### Given task
Reproduce the records below in full and without edits, omitting images.

### Supplied information
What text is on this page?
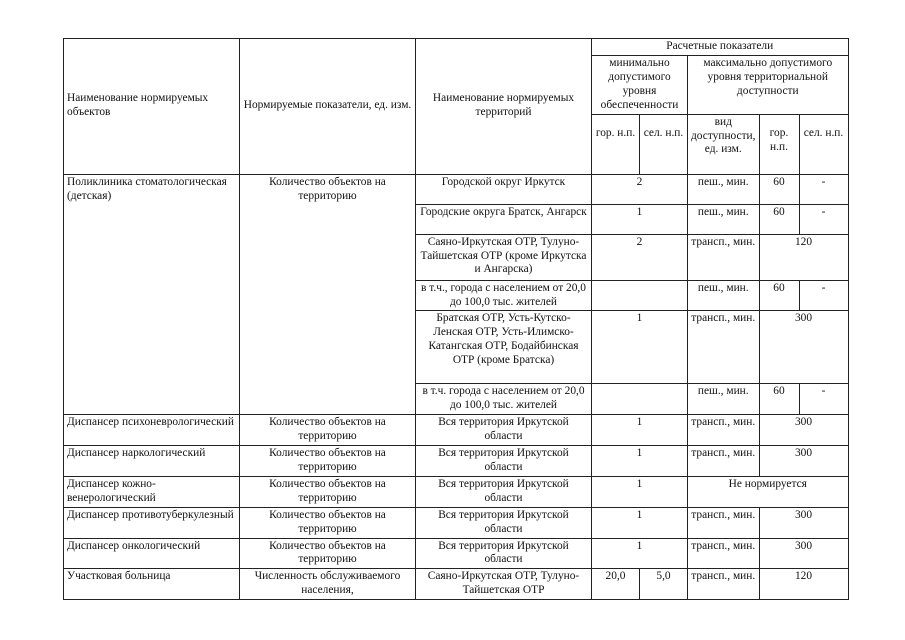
Наименование нормируемых объектов	Нормируемые показатели, ед. изм.	Наименование нормируемых территорий	Расчетные показатели				
			минимально допустимого уровня обеспеченности		максимально допустимого уровня территориальной доступности		
			гор. н.п.	сел. н.п.	вид доступности, ед. изм.	гор. н.п.	сел. н.п.
Поликлиника стоматологическая (детская)	Количество объектов на территорию	Городской округ Иркутск	2		пеш., мин.	60	-
		Городские округа Братск, Ангарск	1		пеш., мин.	60	-
		Саяно-Иркутская ОТР, Тулуно-Тайшетская ОТР (кроме Иркутска и Ангарска)	2		трансп., мин.	120	
		в т.ч., города с населением от 20,0 до 100,0 тыс. жителей			пеш., мин.	60	-
		Братская ОТР, Усть-Кутско-Ленская ОТР, Усть-Илимско-Катангская ОТР, Бодайбинская ОТР (кроме Братска)	1		трансп., мин.	300	
		в т.ч. города с населением от 20,0 до 100,0 тыс. жителей			пеш., мин.	60	-
Диспансер психоневрологический	Количество объектов на территорию	Вся территория Иркутской области	1		трансп., мин.	300	
Диспансер наркологический	Количество объектов на территорию	Вся территория Иркутской области	1		трансп., мин.	300	
Диспансер кожно-венерологический	Количество объектов на территорию	Вся территория Иркутской области	1		Не нормируется		
Диспансер противотуберкулезный	Количество объектов на территорию	Вся территория Иркутской области	1		трансп., мин.	300	
Диспансер онкологический	Количество объектов на территорию	Вся территория Иркутской области	1		трансп., мин.	300	
Участковая больница	Численность обслуживаемого населения,	Саяно-Иркутская ОТР, Тулуно-Тайшетская ОТР	20,0	5,0	трансп., мин.	120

### Correct response
What text is on this page?
Наименование нормируемых объектов	Нормируемые показатели, ед. изм.	Наименование нормируемых территорий	Расчетные показатели				
			минимально допустимого уровня обеспеченности		максимально допустимого уровня территориальной доступности		
			гор. н.п.	сел. н.п.	вид доступности, ед. изм.	гор. н.п.	сел. н.п.
Поликлиника стоматологическая (детская)	Количество объектов на территорию	Городской округ Иркутск	2		пеш., мин.	60	-
		Городские округа Братск, Ангарск	1		пеш., мин.	60	-
		Саяно-Иркутская ОТР, Тулуно-Тайшетская ОТР (кроме Иркутска и Ангарска)	2		трансп., мин.	120	
		в т.ч., города с населением от 20,0 до 100,0 тыс. жителей			пеш., мин.	60	-
		Братская ОТР, Усть-Кутско-Ленская ОТР, Усть-Илимско-Катангская ОТР, Бодайбинская ОТР (кроме Братска)	1		трансп., мин.	300	
		в т.ч. города с населением от 20,0 до 100,0 тыс. жителей			пеш., мин.	60	-
Диспансер психоневрологический	Количество объектов на территорию	Вся территория Иркутской области	1		трансп., мин.	300	
Диспансер наркологический	Количество объектов на территорию	Вся территория Иркутской области	1		трансп., мин.	300	
Диспансер кожно-венерологический	Количество объектов на территорию	Вся территория Иркутской области	1		Не нормируется		
Диспансер противотуберкулезный	Количество объектов на территорию	Вся территория Иркутской области	1		трансп., мин.	300	
Диспансер онкологический	Количество объектов на территорию	Вся территория Иркутской области	1		трансп., мин.	300	
Участковая больница	Численность обслуживаемого населения,	Саяно-Иркутская ОТР, Тулуно-Тайшетская ОТР	20,0	5,0	трансп., мин.	120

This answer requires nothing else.